**GIVEN INSTRUCTION**
Write only the number of lines in the records beneath that hold "合同履行中".

▽

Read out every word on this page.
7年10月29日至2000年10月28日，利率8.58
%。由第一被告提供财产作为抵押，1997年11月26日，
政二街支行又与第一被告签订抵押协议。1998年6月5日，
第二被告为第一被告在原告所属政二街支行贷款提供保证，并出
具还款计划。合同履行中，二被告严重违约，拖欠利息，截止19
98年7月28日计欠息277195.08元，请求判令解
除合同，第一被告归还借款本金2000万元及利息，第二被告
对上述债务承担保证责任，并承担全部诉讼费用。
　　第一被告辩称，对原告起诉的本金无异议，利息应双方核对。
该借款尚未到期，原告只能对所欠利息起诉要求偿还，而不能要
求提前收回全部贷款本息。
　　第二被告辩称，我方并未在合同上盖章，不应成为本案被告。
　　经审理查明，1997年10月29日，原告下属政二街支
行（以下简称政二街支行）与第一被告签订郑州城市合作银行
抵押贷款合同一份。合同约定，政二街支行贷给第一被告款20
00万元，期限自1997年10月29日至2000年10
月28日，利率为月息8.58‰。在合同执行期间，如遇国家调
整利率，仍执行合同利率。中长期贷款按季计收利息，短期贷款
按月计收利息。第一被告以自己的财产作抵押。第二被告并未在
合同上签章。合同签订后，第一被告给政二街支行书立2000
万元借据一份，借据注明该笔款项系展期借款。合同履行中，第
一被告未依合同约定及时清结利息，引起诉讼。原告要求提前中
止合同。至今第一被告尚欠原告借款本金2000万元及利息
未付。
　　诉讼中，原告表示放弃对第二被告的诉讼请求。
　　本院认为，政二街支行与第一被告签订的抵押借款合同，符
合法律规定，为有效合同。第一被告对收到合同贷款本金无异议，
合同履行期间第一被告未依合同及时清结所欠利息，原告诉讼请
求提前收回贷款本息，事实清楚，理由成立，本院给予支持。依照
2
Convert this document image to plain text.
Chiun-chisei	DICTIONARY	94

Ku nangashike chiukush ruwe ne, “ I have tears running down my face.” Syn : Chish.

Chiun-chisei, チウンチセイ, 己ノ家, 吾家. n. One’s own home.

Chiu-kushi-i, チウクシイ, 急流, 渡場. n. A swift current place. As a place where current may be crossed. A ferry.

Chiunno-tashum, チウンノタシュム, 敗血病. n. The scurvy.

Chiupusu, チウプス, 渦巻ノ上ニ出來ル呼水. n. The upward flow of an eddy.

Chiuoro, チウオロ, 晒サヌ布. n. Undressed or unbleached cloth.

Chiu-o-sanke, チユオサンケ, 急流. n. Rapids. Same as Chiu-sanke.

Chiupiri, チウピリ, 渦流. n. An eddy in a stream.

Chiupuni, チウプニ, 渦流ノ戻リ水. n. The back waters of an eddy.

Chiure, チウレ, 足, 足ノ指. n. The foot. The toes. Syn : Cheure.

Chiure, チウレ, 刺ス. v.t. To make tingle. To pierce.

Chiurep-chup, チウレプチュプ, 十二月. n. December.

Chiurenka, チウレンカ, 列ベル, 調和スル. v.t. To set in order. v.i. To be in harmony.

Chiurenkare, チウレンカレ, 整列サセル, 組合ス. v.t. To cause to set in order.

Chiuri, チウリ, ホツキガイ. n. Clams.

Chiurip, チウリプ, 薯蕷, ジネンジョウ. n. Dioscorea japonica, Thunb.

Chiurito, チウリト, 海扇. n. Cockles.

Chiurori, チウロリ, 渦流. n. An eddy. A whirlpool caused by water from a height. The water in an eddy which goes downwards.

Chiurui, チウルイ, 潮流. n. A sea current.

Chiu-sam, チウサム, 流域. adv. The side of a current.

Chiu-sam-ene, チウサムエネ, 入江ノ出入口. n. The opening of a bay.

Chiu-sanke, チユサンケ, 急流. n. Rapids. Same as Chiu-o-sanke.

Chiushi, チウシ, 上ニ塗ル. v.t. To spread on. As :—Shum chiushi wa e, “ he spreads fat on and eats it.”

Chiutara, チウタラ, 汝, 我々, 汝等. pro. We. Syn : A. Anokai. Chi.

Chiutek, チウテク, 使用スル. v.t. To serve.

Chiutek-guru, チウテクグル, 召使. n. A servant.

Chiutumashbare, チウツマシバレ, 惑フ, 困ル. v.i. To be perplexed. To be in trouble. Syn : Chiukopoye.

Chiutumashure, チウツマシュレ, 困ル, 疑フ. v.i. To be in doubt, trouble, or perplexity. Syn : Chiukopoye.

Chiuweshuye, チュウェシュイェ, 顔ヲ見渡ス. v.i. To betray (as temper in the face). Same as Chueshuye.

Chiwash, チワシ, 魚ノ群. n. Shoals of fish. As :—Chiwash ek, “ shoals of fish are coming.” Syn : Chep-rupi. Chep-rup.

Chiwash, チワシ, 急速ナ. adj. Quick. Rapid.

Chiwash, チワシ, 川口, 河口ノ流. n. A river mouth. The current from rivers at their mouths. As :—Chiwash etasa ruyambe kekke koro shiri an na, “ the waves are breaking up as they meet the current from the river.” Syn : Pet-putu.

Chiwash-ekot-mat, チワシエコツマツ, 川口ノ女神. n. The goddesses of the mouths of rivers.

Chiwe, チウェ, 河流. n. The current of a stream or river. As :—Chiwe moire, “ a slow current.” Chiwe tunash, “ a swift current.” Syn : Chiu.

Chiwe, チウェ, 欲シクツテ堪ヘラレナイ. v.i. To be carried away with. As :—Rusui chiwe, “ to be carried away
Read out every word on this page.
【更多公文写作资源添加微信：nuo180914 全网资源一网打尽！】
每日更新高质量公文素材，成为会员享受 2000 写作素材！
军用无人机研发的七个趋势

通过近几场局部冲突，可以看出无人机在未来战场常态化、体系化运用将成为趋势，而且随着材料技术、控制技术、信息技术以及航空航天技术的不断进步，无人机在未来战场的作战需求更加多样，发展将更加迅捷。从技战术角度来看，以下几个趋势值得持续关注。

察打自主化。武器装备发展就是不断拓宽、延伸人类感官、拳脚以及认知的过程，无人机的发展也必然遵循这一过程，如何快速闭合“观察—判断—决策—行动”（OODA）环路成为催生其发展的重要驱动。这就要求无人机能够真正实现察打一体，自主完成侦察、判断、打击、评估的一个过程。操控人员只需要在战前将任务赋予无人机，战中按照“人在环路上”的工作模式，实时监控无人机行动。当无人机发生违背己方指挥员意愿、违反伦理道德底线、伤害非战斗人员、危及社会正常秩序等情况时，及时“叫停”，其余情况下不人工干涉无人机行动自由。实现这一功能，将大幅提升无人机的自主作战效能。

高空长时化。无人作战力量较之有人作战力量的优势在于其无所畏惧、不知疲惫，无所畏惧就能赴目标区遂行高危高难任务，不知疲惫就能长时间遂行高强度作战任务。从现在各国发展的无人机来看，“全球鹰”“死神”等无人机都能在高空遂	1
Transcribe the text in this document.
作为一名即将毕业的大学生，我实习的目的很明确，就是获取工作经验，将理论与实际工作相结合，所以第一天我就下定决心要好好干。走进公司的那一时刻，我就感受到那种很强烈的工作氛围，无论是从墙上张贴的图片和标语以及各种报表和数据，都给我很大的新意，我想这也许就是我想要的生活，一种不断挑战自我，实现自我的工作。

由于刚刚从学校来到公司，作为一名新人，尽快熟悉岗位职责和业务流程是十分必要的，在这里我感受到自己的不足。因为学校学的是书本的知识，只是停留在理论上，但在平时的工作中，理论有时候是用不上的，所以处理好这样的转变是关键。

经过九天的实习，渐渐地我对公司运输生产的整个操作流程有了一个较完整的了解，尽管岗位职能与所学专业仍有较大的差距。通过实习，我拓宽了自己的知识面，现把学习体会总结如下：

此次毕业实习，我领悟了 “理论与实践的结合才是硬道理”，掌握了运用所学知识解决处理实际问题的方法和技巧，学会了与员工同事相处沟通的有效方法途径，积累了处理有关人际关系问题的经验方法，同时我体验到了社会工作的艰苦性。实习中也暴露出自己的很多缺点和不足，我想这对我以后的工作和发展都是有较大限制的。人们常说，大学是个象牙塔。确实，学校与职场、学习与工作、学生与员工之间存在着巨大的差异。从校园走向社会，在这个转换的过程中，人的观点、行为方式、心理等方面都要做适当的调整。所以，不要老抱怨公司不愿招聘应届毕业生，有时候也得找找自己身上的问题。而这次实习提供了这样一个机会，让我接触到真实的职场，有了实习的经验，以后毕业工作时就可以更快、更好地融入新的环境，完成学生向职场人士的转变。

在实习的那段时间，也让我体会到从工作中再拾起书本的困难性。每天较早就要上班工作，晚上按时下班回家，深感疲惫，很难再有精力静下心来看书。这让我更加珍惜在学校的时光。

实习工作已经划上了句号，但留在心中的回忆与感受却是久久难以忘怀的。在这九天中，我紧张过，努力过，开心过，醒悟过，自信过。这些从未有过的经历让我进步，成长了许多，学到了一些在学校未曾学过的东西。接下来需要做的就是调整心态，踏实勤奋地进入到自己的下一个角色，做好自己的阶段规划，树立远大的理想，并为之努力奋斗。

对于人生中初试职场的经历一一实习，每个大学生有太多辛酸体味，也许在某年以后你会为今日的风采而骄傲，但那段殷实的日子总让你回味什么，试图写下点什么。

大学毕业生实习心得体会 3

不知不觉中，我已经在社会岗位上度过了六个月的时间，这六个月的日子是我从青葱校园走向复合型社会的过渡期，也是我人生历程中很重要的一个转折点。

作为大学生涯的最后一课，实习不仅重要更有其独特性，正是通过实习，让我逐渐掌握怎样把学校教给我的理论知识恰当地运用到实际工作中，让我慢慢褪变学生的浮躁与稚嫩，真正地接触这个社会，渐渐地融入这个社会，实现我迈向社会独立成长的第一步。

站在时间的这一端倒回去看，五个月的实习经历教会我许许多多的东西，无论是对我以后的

△

**ANSWER FOR THE TASK**
2